= STATED PROBLEM =
Reproduce the lines of the records between the line holding "salinity-cell xyxy=(118,182,124,188)" and the line holding "salinity-cell xyxy=(410,162,415,168)", inclusive, with "salinity-cell" renamed to "salinity-marker" and all else left unchanged.

= Box coordinate listings =
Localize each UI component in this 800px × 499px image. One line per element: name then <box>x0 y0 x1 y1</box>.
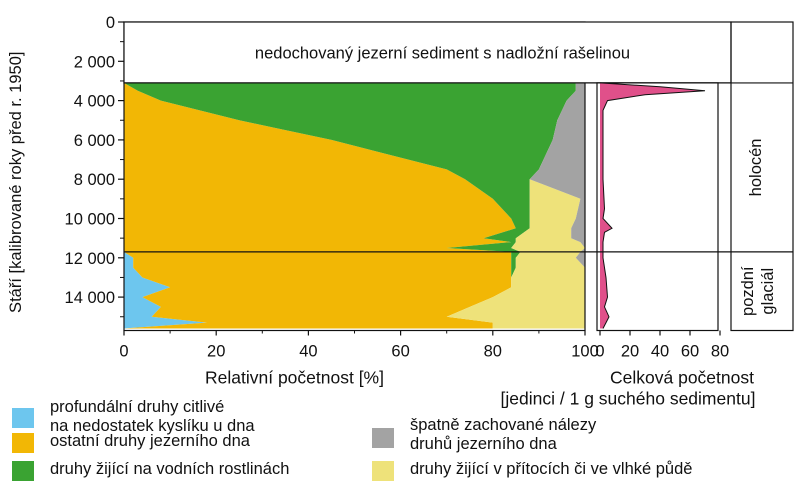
x-axis-label: Relativní početnost [%] <box>205 368 384 388</box>
legend-label-profundal-1: profundální druhy citlivé <box>50 398 225 416</box>
area-plants <box>124 82 576 329</box>
x-tick-label-80: 80 <box>484 343 502 361</box>
legend-label-plants: druhy žijící na vodních rostlinách <box>50 460 290 478</box>
area-bottom <box>124 82 516 329</box>
legend-item-inflow: druhy žijící v přítocích či ve vlhké půd… <box>372 460 692 481</box>
y-tick-label-2: 4 000 <box>74 93 115 111</box>
y-axis-label: Stáří [kalibrované roky před r. 1950] <box>7 52 25 313</box>
unpreserved-sediment-box <box>123 21 732 84</box>
legend-item-poor: špatně zachované nálezy druhů jezerního … <box>372 416 596 454</box>
count-axis-label-2: [jedinci / 1 g suchého sedimentu] <box>501 389 756 409</box>
legend-label-poor-1: špatně zachované nálezy <box>410 416 597 434</box>
legend-label-poor-2: druhů jezerního dna <box>410 435 557 453</box>
legend-swatch-profundal <box>12 408 34 428</box>
y-tick-label-5: 10 000 <box>65 211 115 229</box>
x-tick-label-20: 20 <box>207 343 225 361</box>
legend-label-profundal-2: na nedostatek kyslíku u dna <box>50 417 255 435</box>
legend-swatch-poor <box>372 428 394 448</box>
x-tick-label-100: 100 <box>571 343 599 361</box>
zone-label-late-glacial-1: pozdní <box>739 266 757 316</box>
x-tick-label-40: 40 <box>299 343 317 361</box>
zone-label-late-glacial-2: glaciál <box>759 268 777 315</box>
zone-label-holocene: holocén <box>747 139 765 197</box>
count-x-tick-label-60: 60 <box>681 343 699 361</box>
legend-item-profundal: profundální druhy citlivé na nedostatek … <box>12 398 255 436</box>
annotation-unpreserved-sediment: nedochovaný jezerní sediment s nadložní … <box>255 44 630 62</box>
y-tick-label-4: 8 000 <box>74 171 115 189</box>
y-tick-label-0: 0 <box>106 14 115 32</box>
count-axis-label-1: Celková početnost <box>610 368 754 388</box>
area-profundal <box>124 82 207 329</box>
total-abundance-line <box>599 82 706 329</box>
y-tick-label-3: 6 000 <box>74 132 115 150</box>
legend-item-plants: druhy žijící na vodních rostlinách <box>12 460 289 481</box>
count-x-tick-label-0: 0 <box>595 343 604 361</box>
count-panel-frame <box>596 82 719 332</box>
y-tick-label-1: 2 000 <box>74 53 115 71</box>
zone-panel-frame <box>730 21 794 332</box>
legend-label-inflow: druhy žijící v přítocích či ve vlhké půd… <box>410 460 693 478</box>
x-tick-label-60: 60 <box>391 343 409 361</box>
legend-swatch-inflow <box>372 461 394 481</box>
x-tick-label-0: 0 <box>119 343 128 361</box>
y-tick-label-7: 14 000 <box>65 289 115 307</box>
count-x-tick-label-40: 40 <box>651 343 669 361</box>
count-x-tick-label-20: 20 <box>621 343 639 361</box>
y-tick-label-6: 12 000 <box>65 250 115 268</box>
area-inflow <box>446 82 585 329</box>
legend-swatch-plants <box>12 461 34 481</box>
legend-swatch-bottom <box>12 433 34 453</box>
area-poor <box>529 82 585 329</box>
legend-item-bottom: ostatní druhy jezerního dna <box>12 432 250 453</box>
legend-label-bottom: ostatní druhy jezerního dna <box>50 432 250 450</box>
count-x-tick-label-80: 80 <box>711 343 729 361</box>
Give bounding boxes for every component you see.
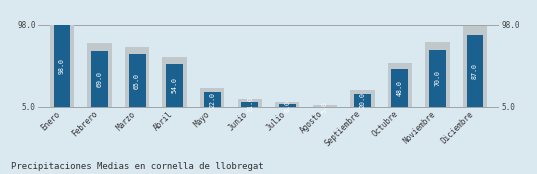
Bar	[241, 102, 258, 107]
Bar	[391, 69, 408, 107]
Bar	[204, 92, 221, 107]
Text: 5.0: 5.0	[501, 102, 515, 112]
Bar	[275, 102, 300, 107]
Bar	[88, 43, 112, 107]
Bar	[50, 25, 74, 107]
Bar	[125, 47, 149, 107]
Bar	[129, 54, 146, 107]
Bar	[463, 26, 487, 107]
Text: 98.0: 98.0	[59, 58, 65, 74]
Bar	[354, 94, 371, 107]
Bar	[166, 64, 183, 107]
Text: 5.0: 5.0	[322, 101, 328, 113]
Text: 70.0: 70.0	[434, 70, 440, 86]
Text: 22.0: 22.0	[209, 92, 215, 108]
Text: 48.0: 48.0	[397, 80, 403, 96]
Bar	[425, 42, 449, 107]
Text: 87.0: 87.0	[472, 63, 478, 79]
Text: Precipitaciones Medias en cornella de llobregat: Precipitaciones Medias en cornella de ll…	[11, 161, 263, 171]
Bar	[429, 50, 446, 107]
Bar	[91, 51, 108, 107]
Text: 65.0: 65.0	[134, 73, 140, 89]
Text: 98.0: 98.0	[17, 21, 36, 30]
Text: 98.0: 98.0	[501, 21, 520, 30]
Text: 8.0: 8.0	[284, 100, 291, 112]
Bar	[162, 57, 187, 107]
Bar	[237, 99, 262, 107]
Text: 5.0: 5.0	[22, 102, 36, 112]
Text: 54.0: 54.0	[172, 77, 178, 93]
Bar	[350, 90, 375, 107]
Bar	[467, 35, 483, 107]
Text: 69.0: 69.0	[97, 71, 103, 87]
Text: 11.0: 11.0	[246, 96, 253, 112]
Text: 20.0: 20.0	[359, 92, 365, 108]
Bar	[279, 104, 296, 107]
Bar	[313, 105, 337, 107]
Bar	[200, 88, 224, 107]
Bar	[54, 25, 70, 107]
Bar	[388, 63, 412, 107]
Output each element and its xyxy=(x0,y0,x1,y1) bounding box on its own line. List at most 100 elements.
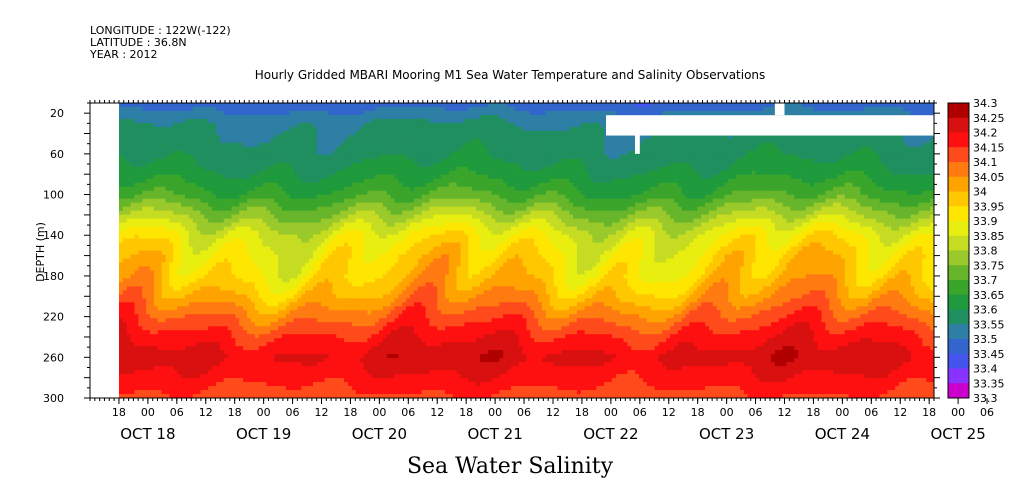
salinity-cell xyxy=(118,182,124,188)
salinity-cell xyxy=(856,142,861,148)
salinity-cell xyxy=(285,110,291,116)
salinity-cell xyxy=(406,190,411,196)
salinity-cell xyxy=(444,138,450,144)
salinity-cell xyxy=(580,106,586,112)
salinity-cell xyxy=(922,170,927,176)
salinity-cell xyxy=(596,114,601,120)
salinity-cell xyxy=(204,190,209,196)
salinity-cell xyxy=(891,142,896,148)
salinity-cell xyxy=(767,186,772,192)
salinity-cell xyxy=(472,154,477,160)
salinity-cell xyxy=(503,118,508,124)
salinity-cell xyxy=(444,130,450,136)
salinity-cell xyxy=(239,122,244,128)
salinity-cell xyxy=(367,174,372,180)
salinity-cell xyxy=(701,182,706,188)
salinity-cell xyxy=(576,130,582,136)
salinity-cell xyxy=(398,154,403,160)
salinity-cell xyxy=(592,110,597,116)
salinity-cell xyxy=(708,166,714,172)
salinity-cell xyxy=(421,174,427,180)
salinity-cell xyxy=(650,166,656,172)
salinity-cell xyxy=(654,134,660,140)
salinity-cell xyxy=(495,146,500,152)
salinity-cell xyxy=(122,110,128,116)
salinity-cell xyxy=(313,142,318,148)
salinity-cell xyxy=(243,194,248,200)
salinity-cell xyxy=(736,138,741,144)
salinity-cell xyxy=(367,106,372,112)
salinity-cell xyxy=(926,178,931,184)
salinity-cell xyxy=(472,170,477,176)
salinity-cell xyxy=(491,190,497,196)
salinity-cell xyxy=(689,138,694,144)
salinity-cell xyxy=(378,194,384,200)
salinity-cell xyxy=(615,194,621,200)
salinity-cell xyxy=(736,142,741,148)
salinity-cell xyxy=(371,110,376,116)
salinity-cell xyxy=(887,154,892,160)
salinity-cell xyxy=(208,106,213,112)
salinity-cell xyxy=(410,162,415,168)
salinity-cell xyxy=(918,190,923,196)
salinity-cell xyxy=(910,162,916,168)
salinity-cell xyxy=(526,162,531,168)
salinity-cell xyxy=(930,190,934,196)
salinity-cell xyxy=(879,162,885,168)
salinity-cell xyxy=(844,110,850,116)
salinity-cell xyxy=(534,158,539,164)
salinity-cell xyxy=(254,130,260,136)
salinity-cell xyxy=(868,158,873,164)
salinity-cell xyxy=(829,170,834,176)
salinity-cell xyxy=(712,110,718,116)
salinity-cell xyxy=(212,154,217,160)
salinity-cell xyxy=(390,150,396,156)
salinity-cell xyxy=(235,166,240,172)
salinity-cell xyxy=(153,110,159,116)
salinity-cell xyxy=(902,186,908,192)
salinity-cell xyxy=(728,186,733,192)
salinity-cell xyxy=(708,142,714,148)
salinity-cell xyxy=(747,142,753,148)
salinity-cell xyxy=(468,114,473,120)
salinity-cell xyxy=(398,194,403,200)
salinity-cell xyxy=(790,146,795,152)
salinity-cell xyxy=(281,118,287,124)
salinity-cell xyxy=(378,150,384,156)
salinity-cell xyxy=(545,134,551,140)
salinity-cell xyxy=(472,194,477,200)
salinity-cell xyxy=(654,174,660,180)
salinity-cell xyxy=(188,170,194,176)
salinity-cell xyxy=(138,174,143,180)
salinity-cell xyxy=(522,114,528,120)
salinity-cell xyxy=(344,106,349,112)
salinity-cell xyxy=(219,154,225,160)
salinity-cell xyxy=(840,142,846,148)
salinity-cell xyxy=(367,154,372,160)
salinity-cell xyxy=(192,178,198,184)
salinity-cell xyxy=(212,166,217,172)
salinity-cell xyxy=(607,146,613,152)
salinity-cell xyxy=(507,170,512,176)
salinity-cell xyxy=(902,182,908,188)
salinity-cell xyxy=(588,134,594,140)
salinity-cell xyxy=(425,130,431,136)
salinity-cell xyxy=(285,190,291,196)
salinity-cell xyxy=(181,174,186,180)
salinity-cell xyxy=(146,154,151,160)
salinity-cell xyxy=(576,178,582,184)
salinity-cell xyxy=(580,138,586,144)
salinity-cell xyxy=(468,110,473,116)
salinity-cell xyxy=(844,154,850,160)
salinity-cell xyxy=(130,103,136,108)
salinity-cell xyxy=(413,142,419,148)
salinity-cell xyxy=(751,103,757,108)
salinity-cell xyxy=(196,118,202,124)
salinity-cell xyxy=(250,126,256,132)
salinity-cell xyxy=(561,170,566,176)
salinity-cell xyxy=(705,150,710,156)
salinity-cell xyxy=(126,170,132,176)
salinity-cell xyxy=(732,134,737,140)
salinity-cell xyxy=(444,146,450,152)
salinity-cell xyxy=(545,106,551,112)
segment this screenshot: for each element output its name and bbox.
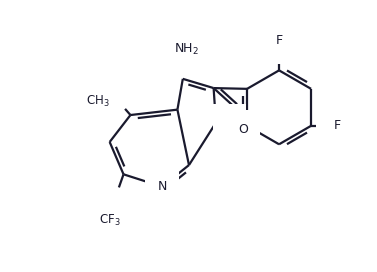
Text: CH$_3$: CH$_3$ [86,94,110,109]
Text: CF$_3$: CF$_3$ [99,213,121,228]
Text: N: N [157,180,167,193]
Text: S: S [225,116,233,129]
Text: F: F [334,119,341,132]
Text: NH$_2$: NH$_2$ [174,42,199,57]
Text: O: O [238,123,248,136]
Text: F: F [276,34,283,47]
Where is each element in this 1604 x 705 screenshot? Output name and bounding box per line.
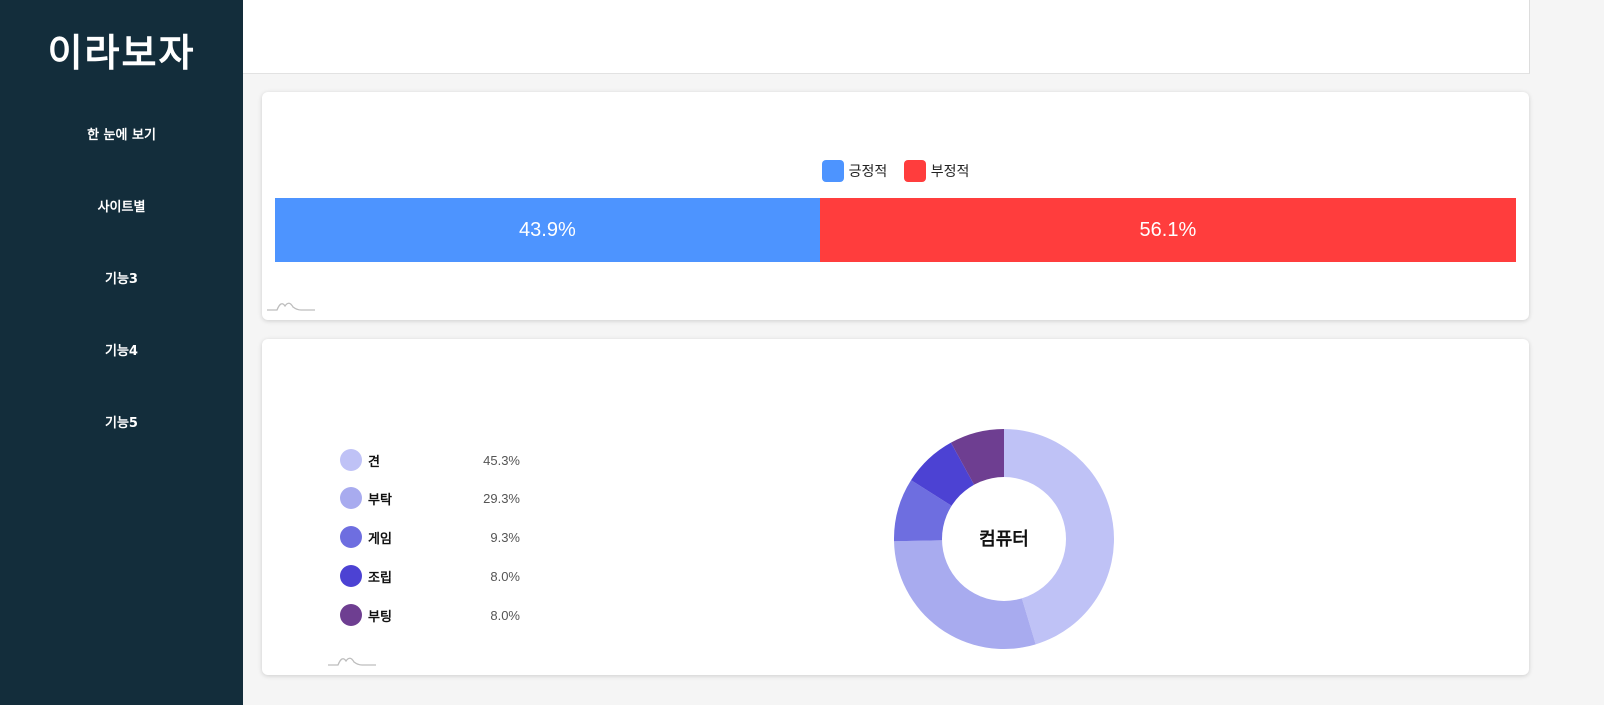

= COMPLETED EXERCISE =
salinity-marker xyxy=(118,182,124,188)
salinity-marker xyxy=(856,142,861,148)
salinity-marker xyxy=(285,110,291,116)
salinity-marker xyxy=(406,190,411,196)
salinity-marker xyxy=(444,138,450,144)
salinity-marker xyxy=(580,106,586,112)
salinity-marker xyxy=(922,170,927,176)
salinity-marker xyxy=(596,114,601,120)
salinity-marker xyxy=(204,190,209,196)
salinity-marker xyxy=(891,142,896,148)
salinity-marker xyxy=(767,186,772,192)
salinity-marker xyxy=(472,154,477,160)
salinity-marker xyxy=(503,118,508,124)
salinity-marker xyxy=(444,130,450,136)
salinity-marker xyxy=(239,122,244,128)
salinity-marker xyxy=(367,174,372,180)
salinity-marker xyxy=(701,182,706,188)
salinity-marker xyxy=(576,130,582,136)
salinity-marker xyxy=(398,154,403,160)
salinity-marker xyxy=(592,110,597,116)
salinity-marker xyxy=(708,166,714,172)
salinity-marker xyxy=(421,174,427,180)
salinity-marker xyxy=(650,166,656,172)
salinity-marker xyxy=(654,134,660,140)
salinity-marker xyxy=(495,146,500,152)
salinity-marker xyxy=(122,110,128,116)
salinity-marker xyxy=(313,142,318,148)
salinity-marker xyxy=(243,194,248,200)
salinity-marker xyxy=(736,138,741,144)
salinity-marker xyxy=(367,106,372,112)
salinity-marker xyxy=(926,178,931,184)
salinity-marker xyxy=(472,170,477,176)
salinity-marker xyxy=(491,190,497,196)
salinity-marker xyxy=(689,138,694,144)
salinity-marker xyxy=(378,194,384,200)
salinity-marker xyxy=(615,194,621,200)
salinity-marker xyxy=(736,142,741,148)
salinity-marker xyxy=(371,110,376,116)
salinity-marker xyxy=(887,154,892,160)
salinity-marker xyxy=(208,106,213,112)
salinity-marker xyxy=(410,162,415,168)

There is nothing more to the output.